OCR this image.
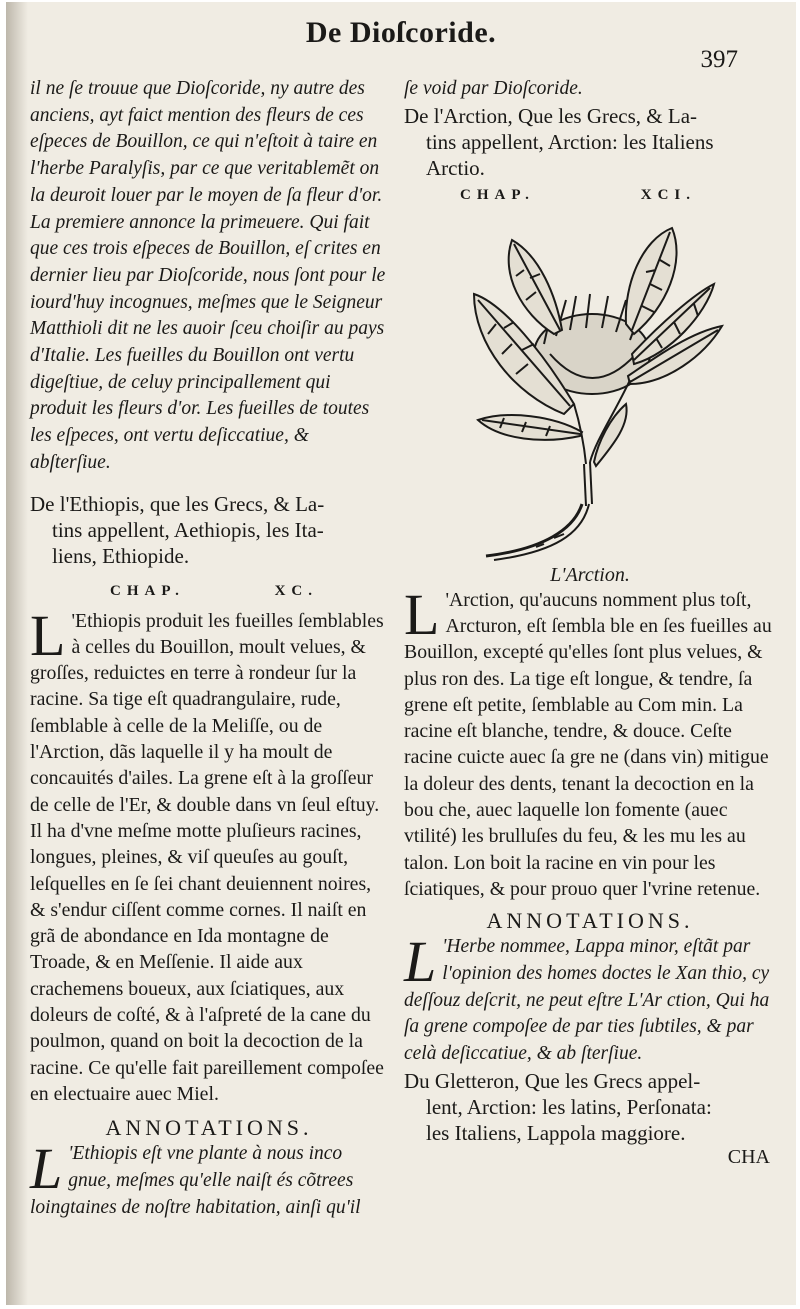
De Dioſcoride.
397

il ne ſe trouue que Dioſcoride, ny autre des anciens, ayt faict mention des fleurs de ces eſpeces de Bouillon, ce qui n'eſtoit à taire en l'herbe Paralyſis, par ce que veritablemẽt on la deuroit louer par le moyen de ſa fleur d'or. La premiere annonce la primeuere. Qui fait que ces trois eſpeces de Bouillon, eſ crites en dernier lieu par Dioſcoride, nous ſont pour le iourd'huy incognues, meſmes que le Seigneur Matthioli dit ne les auoir ſceu choiſir au pays d'Italie. Les fueilles du Bouillon ont vertu digeſtiue, de celuy principallement qui produit les fleurs d'or. Les fueilles de toutes les eſpeces, ont vertu deſiccatiue, & abſterſiue.

De l'Ethiopis, que les Grecs, & La-
tins appellent, Aethiopis, les Ita-
liens, Ethiopide.

CHAP.	XC.

L 'Ethiopis produit les fueilles ſemblables à celles du Bouillon, moult velues, & groſſes, reduictes en terre à rondeur ſur la racine. Sa tige eſt quadrangulaire, rude, ſemblable à celle de la Meliſſe, ou de l'Arction, dãs laquelle il y ha moult de concauités d'ailes. La grene eſt à la groſſeur de celle de l'Er, & double dans vn ſeul eſtuy. Il ha d'vne meſme motte pluſieurs racines, longues, pleines, & viſ queuſes au gouſt, leſquelles en ſe ſei chant deuiennent noires, & s'endur ciſſent comme cornes. Il naiſt en grã de abondance en Ida montagne de Troade, & en Meſſenie. Il aide aux crachemens boueux, aux ſciatiques, aux doleurs de coſté, & à l'aſpreté de la cane du poulmon, quand on boit la decoction de la racine. Ce qu'elle fait pareillement compoſee en electuaire auec Miel.

ANNOTATIONS.

L 'Ethiopis eſt vne plante à nous inco gnue, meſmes qu'elle naiſt és cõtrees loingtaines de noſtre habitation, ainſi qu'il

ſe void par Dioſcoride.

De l'Arction, Que les Grecs, & La-
tins appellent, Arction: les Italiens
Arctio.

CHAP.	XCI.

L'Arction.

L 'Arction, qu'aucuns nomment plus toſt, Arcturon, eſt ſembla ble en ſes fueilles au Bouillon, excepté qu'elles ſont plus velues, & plus ron des. La tige eſt longue, & tendre, ſa grene eſt petite, ſemblable au Com min. La racine eſt blanche, tendre, & douce. Ceſte racine cuicte auec ſa gre ne (dans vin) mitigue la doleur des dents, tenant la decoction en la bou che, auec laquelle lon fomente (auec vtilité) les brulluſes du feu, & les mu les au talon. Lon boit la racine en vin pour les ſciatiques, & pour prouo quer l'vrine retenue.

ANNOTATIONS.

L 'Herbe nommee, Lappa minor, eſtãt par l'opinion des homes doctes le Xan thio, cy deſſouz deſcrit, ne peut eſtre L'Ar ction, Qui ha ſa grene compoſee de par ties ſubtiles, & par celà deſiccatiue, & ab ſterſiue.

Du Gletteron, Que les Grecs appel-
lent, Arction: les latins, Perſonata:
les Italiens, Lappola maggiore.

CHA
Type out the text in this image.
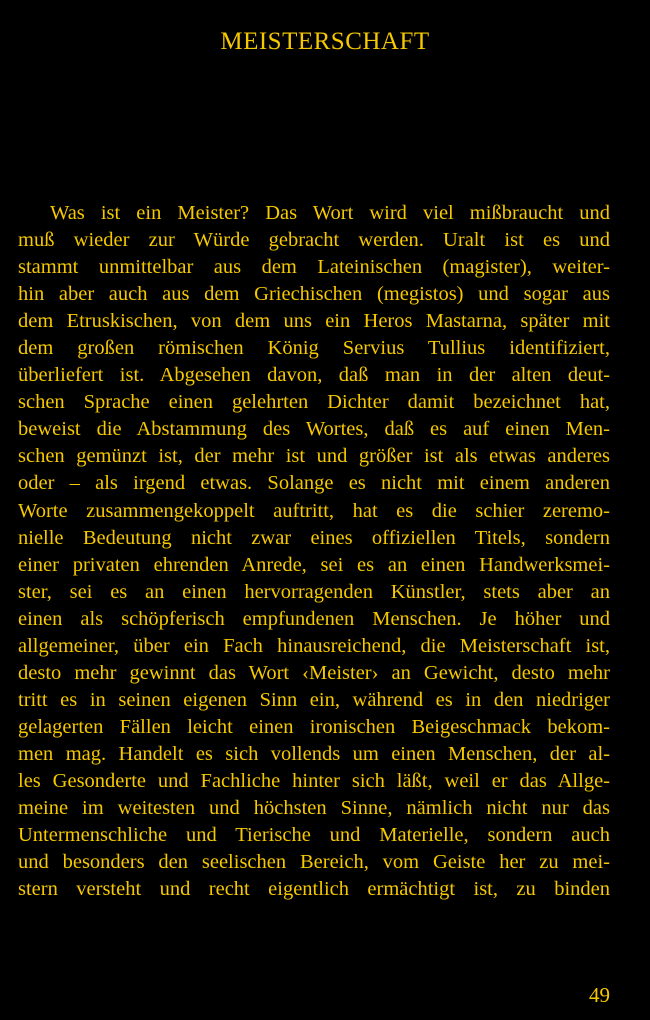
MEISTERSCHAFT
Was ist ein Meister? Das Wort wird viel mißbraucht und
muß wieder zur Würde gebracht werden. Uralt ist es und
stammt unmittelbar aus dem Lateinischen (magister), weiter-
hin aber auch aus dem Griechischen (megistos) und sogar aus
dem Etruskischen, von dem uns ein Heros Mastarna, später mit
dem großen römischen König Servius Tullius identifiziert,
überliefert ist. Abgesehen davon, daß man in der alten deut-
schen Sprache einen gelehrten Dichter damit bezeichnet hat,
beweist die Abstammung des Wortes, daß es auf einen Men-
schen gemünzt ist, der mehr ist und größer ist als etwas anderes
oder – als irgend etwas. Solange es nicht mit einem anderen
Worte zusammengekoppelt auftritt, hat es die schier zeremo-
nielle Bedeutung nicht zwar eines offiziellen Titels, sondern
einer privaten ehrenden Anrede, sei es an einen Handwerksmei-
ster, sei es an einen hervorragenden Künstler, stets aber an
einen als schöpferisch empfundenen Menschen. Je höher und
allgemeiner, über ein Fach hinausreichend, die Meisterschaft ist,
desto mehr gewinnt das Wort ‹Meister› an Gewicht, desto mehr
tritt es in seinen eigenen Sinn ein, während es in den niedriger
gelagerten Fällen leicht einen ironischen Beigeschmack bekom-
men mag. Handelt es sich vollends um einen Menschen, der al-
les Gesonderte und Fachliche hinter sich läßt, weil er das Allge-
meine im weitesten und höchsten Sinne, nämlich nicht nur das
Untermenschliche und Tierische und Materielle, sondern auch
und besonders den seelischen Bereich, vom Geiste her zu mei-
stern versteht und recht eigentlich ermächtigt ist, zu binden
49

┄┄┄┄┄┄

Your objective.
From the listing above, copy every line that holds the string "Dioſcoride".

Final result.
De Dioſcoride.
il ne ſe trouue que Dioſcoride, ny autre des anciens, ayt faict mention des fleurs de ces eſpeces de Bouillon, ce qui n'eſtoit à taire en l'herbe Paralyſis, par ce que veritablemẽt on la deuroit louer par le moyen de ſa fleur d'or. La premiere annonce la primeuere. Qui fait que ces trois eſpeces de Bouillon, eſ crites en dernier lieu par Dioſcoride, nous ſont pour le iourd'huy incognues, meſmes que le Seigneur Matthioli dit ne les auoir ſceu choiſir au pays d'Italie. Les fueilles du Bouillon ont vertu digeſtiue, de celuy principallement qui produit les fleurs d'or. Les fueilles de toutes les eſpeces, ont vertu deſiccatiue, & abſterſiue.
ſe void par Dioſcoride.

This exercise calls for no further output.